» **What needs to be done**
Check every line in the records below for the word "only" and report how many have it, nothing more.

(A run of records)

···

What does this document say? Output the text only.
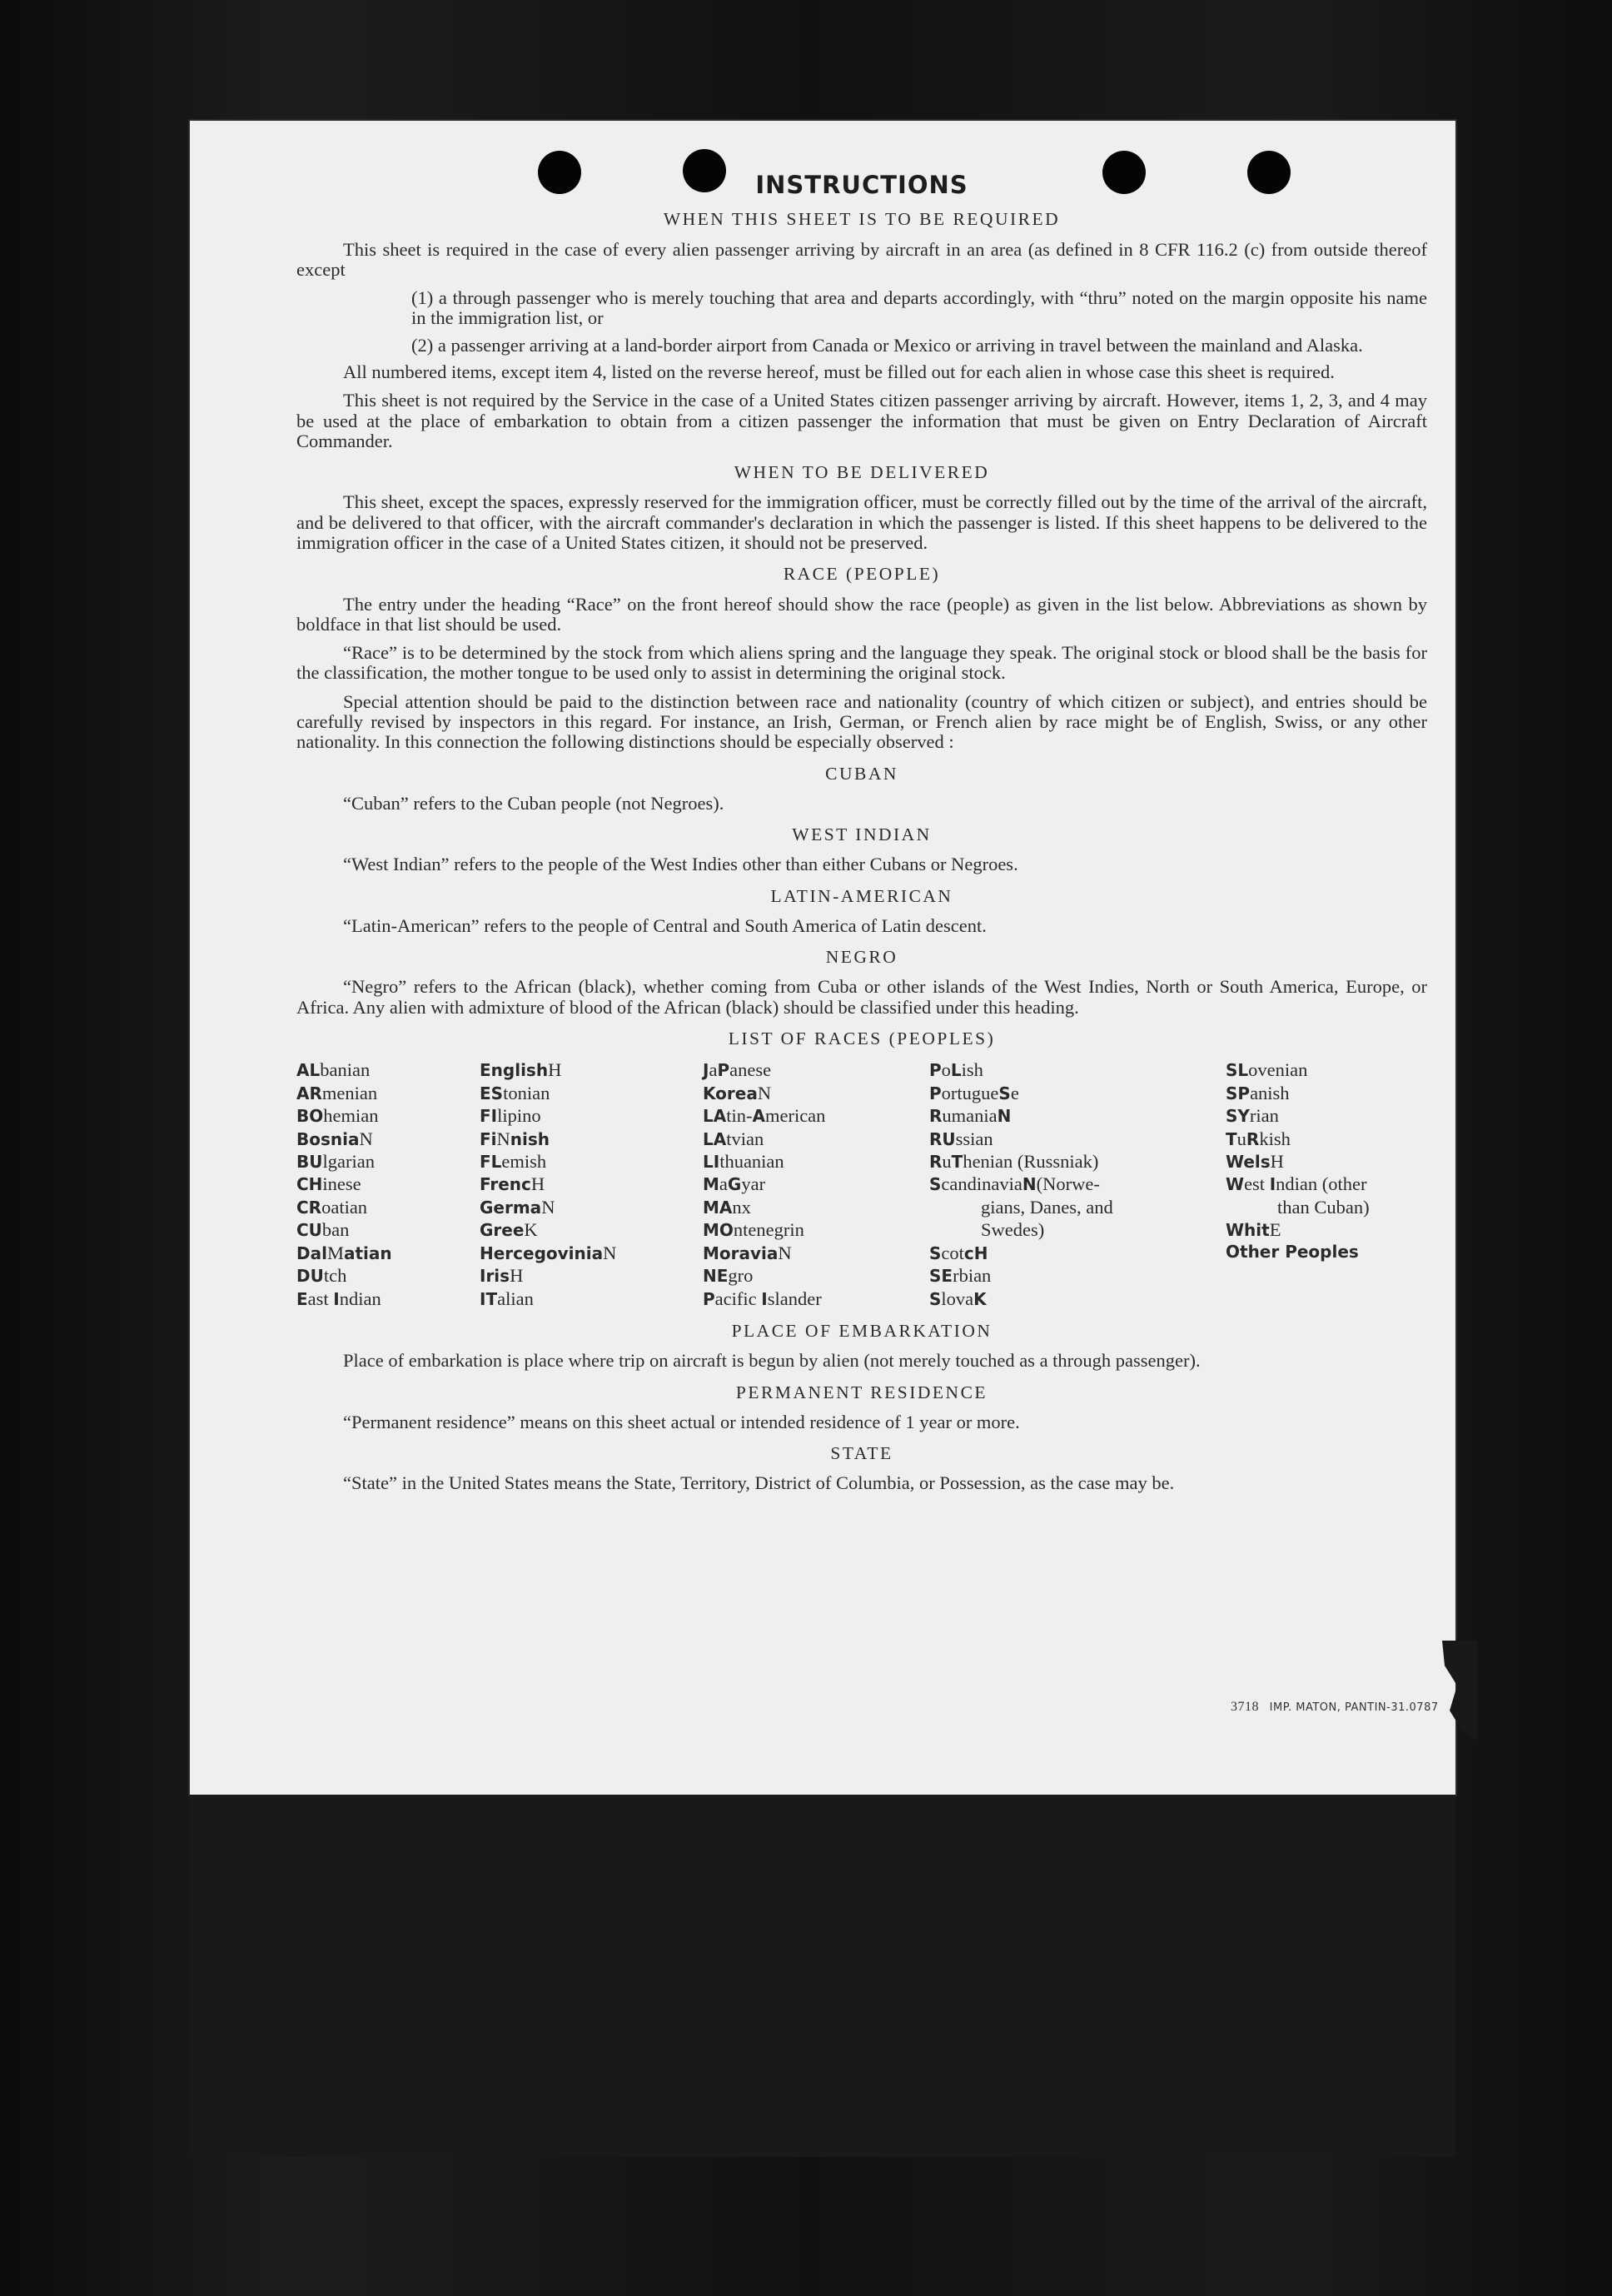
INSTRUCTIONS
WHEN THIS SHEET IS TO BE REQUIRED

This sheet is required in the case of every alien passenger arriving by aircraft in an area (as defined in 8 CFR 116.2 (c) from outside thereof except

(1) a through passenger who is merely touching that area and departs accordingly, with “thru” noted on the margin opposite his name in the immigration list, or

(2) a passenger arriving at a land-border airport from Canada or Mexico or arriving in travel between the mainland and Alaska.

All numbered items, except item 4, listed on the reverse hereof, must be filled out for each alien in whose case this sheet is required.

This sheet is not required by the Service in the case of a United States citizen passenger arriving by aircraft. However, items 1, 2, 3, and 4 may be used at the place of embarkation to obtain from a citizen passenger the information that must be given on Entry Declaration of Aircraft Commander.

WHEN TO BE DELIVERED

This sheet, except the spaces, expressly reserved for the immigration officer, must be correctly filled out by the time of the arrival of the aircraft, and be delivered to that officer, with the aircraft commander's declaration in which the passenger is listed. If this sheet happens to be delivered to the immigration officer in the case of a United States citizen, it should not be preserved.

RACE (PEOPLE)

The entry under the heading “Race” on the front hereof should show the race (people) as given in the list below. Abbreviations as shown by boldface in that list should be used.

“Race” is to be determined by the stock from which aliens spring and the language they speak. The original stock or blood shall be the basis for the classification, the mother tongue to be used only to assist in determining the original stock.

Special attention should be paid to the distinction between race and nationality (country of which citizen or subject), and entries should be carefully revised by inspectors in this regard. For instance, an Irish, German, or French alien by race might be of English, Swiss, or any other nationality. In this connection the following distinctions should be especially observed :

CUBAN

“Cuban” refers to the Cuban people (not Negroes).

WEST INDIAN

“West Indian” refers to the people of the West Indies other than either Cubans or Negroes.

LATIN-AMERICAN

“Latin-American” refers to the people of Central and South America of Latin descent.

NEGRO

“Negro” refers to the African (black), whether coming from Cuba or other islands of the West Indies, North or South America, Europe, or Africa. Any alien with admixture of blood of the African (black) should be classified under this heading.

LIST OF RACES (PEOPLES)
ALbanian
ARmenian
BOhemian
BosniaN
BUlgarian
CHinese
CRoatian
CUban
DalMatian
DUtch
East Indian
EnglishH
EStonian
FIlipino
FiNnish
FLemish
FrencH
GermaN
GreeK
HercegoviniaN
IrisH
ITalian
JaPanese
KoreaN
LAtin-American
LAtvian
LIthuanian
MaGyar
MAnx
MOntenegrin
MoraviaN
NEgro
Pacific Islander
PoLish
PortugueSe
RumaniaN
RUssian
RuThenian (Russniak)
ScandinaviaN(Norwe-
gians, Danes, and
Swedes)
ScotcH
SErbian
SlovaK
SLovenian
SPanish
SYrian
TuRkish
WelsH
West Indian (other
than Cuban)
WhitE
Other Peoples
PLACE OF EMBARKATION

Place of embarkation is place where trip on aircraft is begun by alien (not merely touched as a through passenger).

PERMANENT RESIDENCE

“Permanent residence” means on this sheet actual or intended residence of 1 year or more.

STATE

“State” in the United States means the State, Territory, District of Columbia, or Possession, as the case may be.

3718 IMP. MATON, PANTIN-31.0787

···

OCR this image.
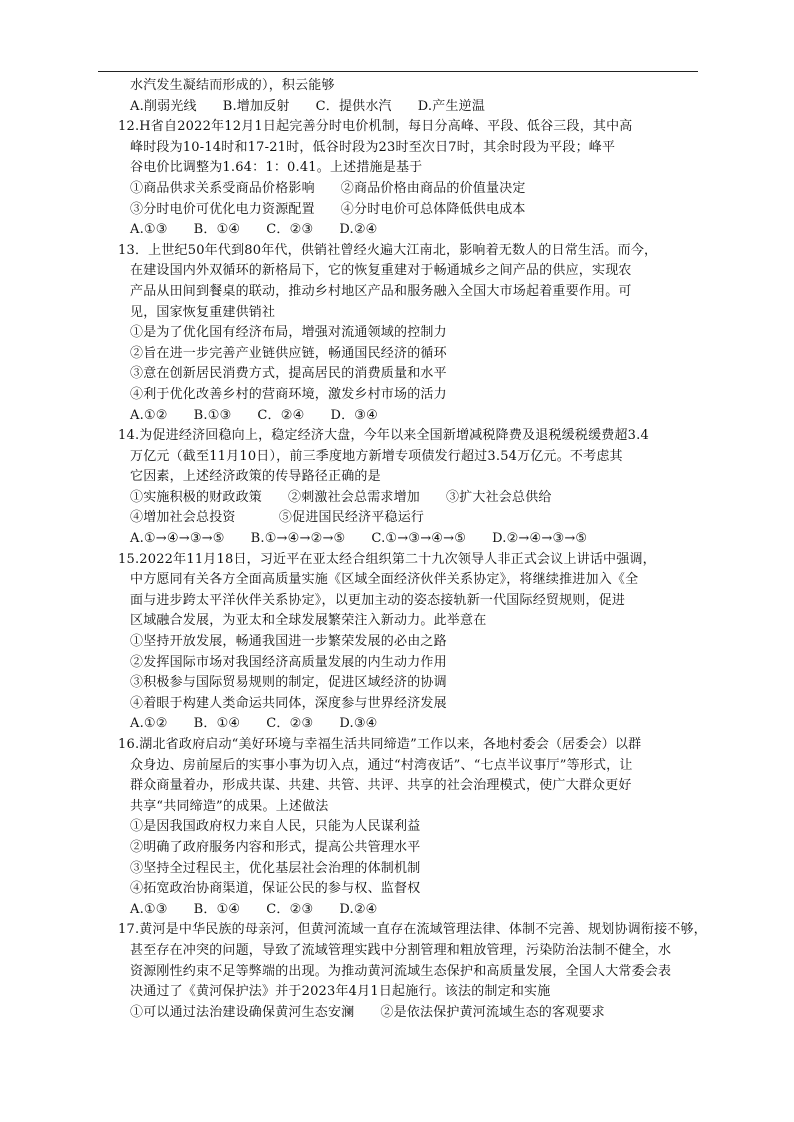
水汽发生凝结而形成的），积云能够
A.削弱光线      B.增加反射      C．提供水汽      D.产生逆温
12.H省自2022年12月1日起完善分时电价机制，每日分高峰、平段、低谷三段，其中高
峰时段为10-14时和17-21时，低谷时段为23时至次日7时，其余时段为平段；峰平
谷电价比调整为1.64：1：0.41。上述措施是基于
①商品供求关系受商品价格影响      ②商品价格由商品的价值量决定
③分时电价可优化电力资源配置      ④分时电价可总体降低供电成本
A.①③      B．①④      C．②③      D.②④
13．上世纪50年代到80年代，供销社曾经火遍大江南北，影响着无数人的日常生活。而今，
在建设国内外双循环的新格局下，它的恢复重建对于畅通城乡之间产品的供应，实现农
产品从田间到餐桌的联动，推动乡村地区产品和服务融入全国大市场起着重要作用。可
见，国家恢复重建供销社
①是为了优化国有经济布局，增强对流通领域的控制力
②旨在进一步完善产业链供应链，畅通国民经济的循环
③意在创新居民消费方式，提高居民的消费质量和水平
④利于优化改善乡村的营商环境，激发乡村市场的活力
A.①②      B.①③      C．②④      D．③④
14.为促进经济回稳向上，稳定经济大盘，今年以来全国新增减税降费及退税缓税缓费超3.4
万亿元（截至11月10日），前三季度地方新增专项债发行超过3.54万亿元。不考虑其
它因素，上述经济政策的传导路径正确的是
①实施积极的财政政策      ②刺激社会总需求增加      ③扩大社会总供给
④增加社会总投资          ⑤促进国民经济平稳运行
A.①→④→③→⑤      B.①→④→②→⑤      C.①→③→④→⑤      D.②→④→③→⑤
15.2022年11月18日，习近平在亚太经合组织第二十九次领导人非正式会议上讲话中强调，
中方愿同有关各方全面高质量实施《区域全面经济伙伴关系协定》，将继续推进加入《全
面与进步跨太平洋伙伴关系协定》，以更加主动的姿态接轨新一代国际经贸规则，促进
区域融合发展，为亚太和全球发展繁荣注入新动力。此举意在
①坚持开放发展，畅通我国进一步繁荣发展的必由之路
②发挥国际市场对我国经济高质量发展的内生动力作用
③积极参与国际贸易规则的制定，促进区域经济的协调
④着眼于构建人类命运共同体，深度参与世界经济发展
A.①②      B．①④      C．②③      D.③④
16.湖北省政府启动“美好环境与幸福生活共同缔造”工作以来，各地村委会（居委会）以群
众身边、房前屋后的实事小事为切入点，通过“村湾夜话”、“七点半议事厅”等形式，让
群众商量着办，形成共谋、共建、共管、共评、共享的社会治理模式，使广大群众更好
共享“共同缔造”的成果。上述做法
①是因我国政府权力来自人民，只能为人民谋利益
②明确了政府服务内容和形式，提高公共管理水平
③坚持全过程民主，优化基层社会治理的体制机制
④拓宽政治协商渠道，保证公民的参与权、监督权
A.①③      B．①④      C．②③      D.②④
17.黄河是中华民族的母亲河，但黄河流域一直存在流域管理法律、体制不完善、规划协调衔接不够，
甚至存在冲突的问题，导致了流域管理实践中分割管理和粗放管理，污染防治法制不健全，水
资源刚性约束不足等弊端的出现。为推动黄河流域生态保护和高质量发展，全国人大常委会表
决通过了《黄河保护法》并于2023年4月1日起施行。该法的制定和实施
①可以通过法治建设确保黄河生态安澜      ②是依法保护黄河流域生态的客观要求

···

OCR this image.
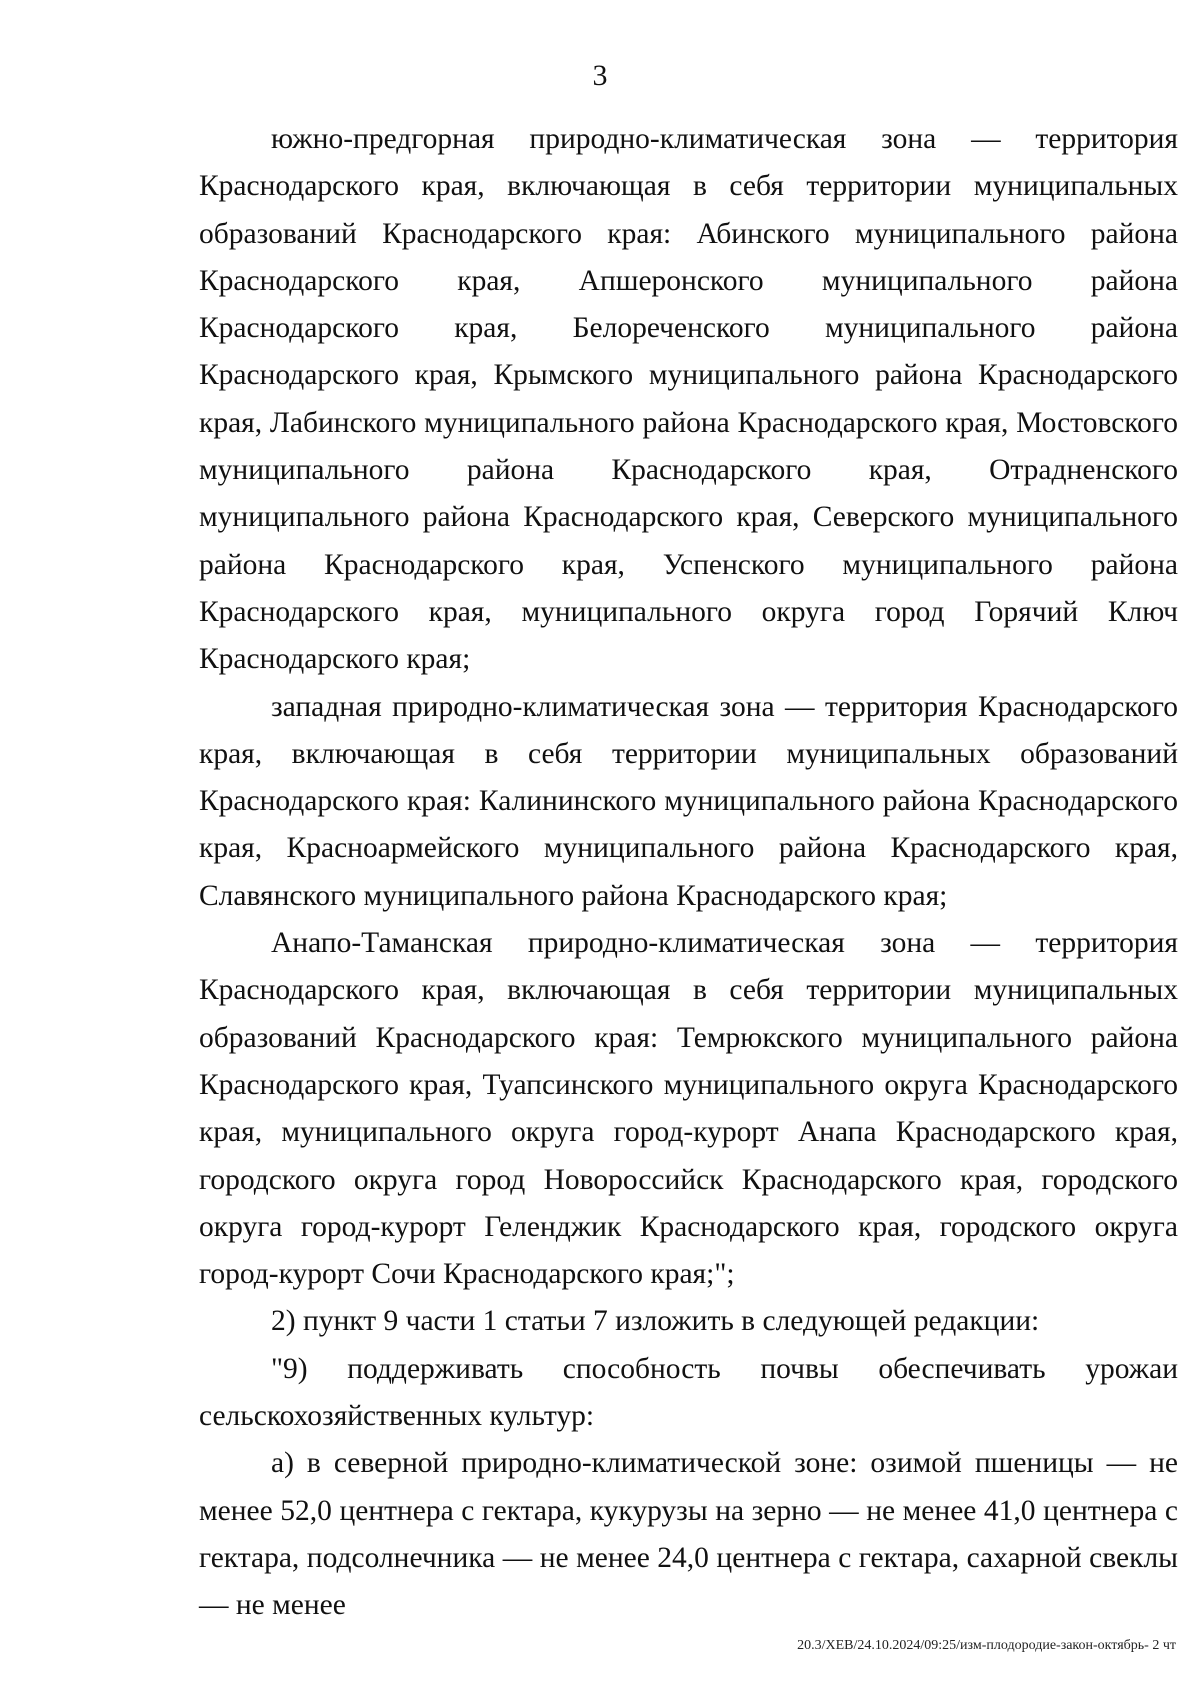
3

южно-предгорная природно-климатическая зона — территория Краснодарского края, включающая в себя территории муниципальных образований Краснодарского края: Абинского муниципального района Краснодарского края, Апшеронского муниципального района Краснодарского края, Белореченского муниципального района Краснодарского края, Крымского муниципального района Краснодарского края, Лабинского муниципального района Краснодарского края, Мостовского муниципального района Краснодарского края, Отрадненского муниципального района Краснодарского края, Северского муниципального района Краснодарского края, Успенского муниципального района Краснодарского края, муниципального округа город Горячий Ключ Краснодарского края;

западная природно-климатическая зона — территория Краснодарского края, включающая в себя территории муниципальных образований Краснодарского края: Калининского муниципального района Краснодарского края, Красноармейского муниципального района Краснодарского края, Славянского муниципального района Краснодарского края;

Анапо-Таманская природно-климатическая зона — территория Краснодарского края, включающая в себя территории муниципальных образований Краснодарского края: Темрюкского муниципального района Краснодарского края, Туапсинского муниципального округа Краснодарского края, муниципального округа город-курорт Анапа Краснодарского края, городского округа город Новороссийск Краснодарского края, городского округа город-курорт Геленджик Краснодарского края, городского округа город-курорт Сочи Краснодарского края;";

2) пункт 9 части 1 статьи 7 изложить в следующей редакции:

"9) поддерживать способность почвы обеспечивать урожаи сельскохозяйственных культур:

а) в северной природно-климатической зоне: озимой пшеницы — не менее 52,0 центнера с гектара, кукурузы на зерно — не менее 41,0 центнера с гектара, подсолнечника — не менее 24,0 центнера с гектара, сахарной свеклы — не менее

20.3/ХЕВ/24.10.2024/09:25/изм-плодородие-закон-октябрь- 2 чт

···

» **Result of the task**
2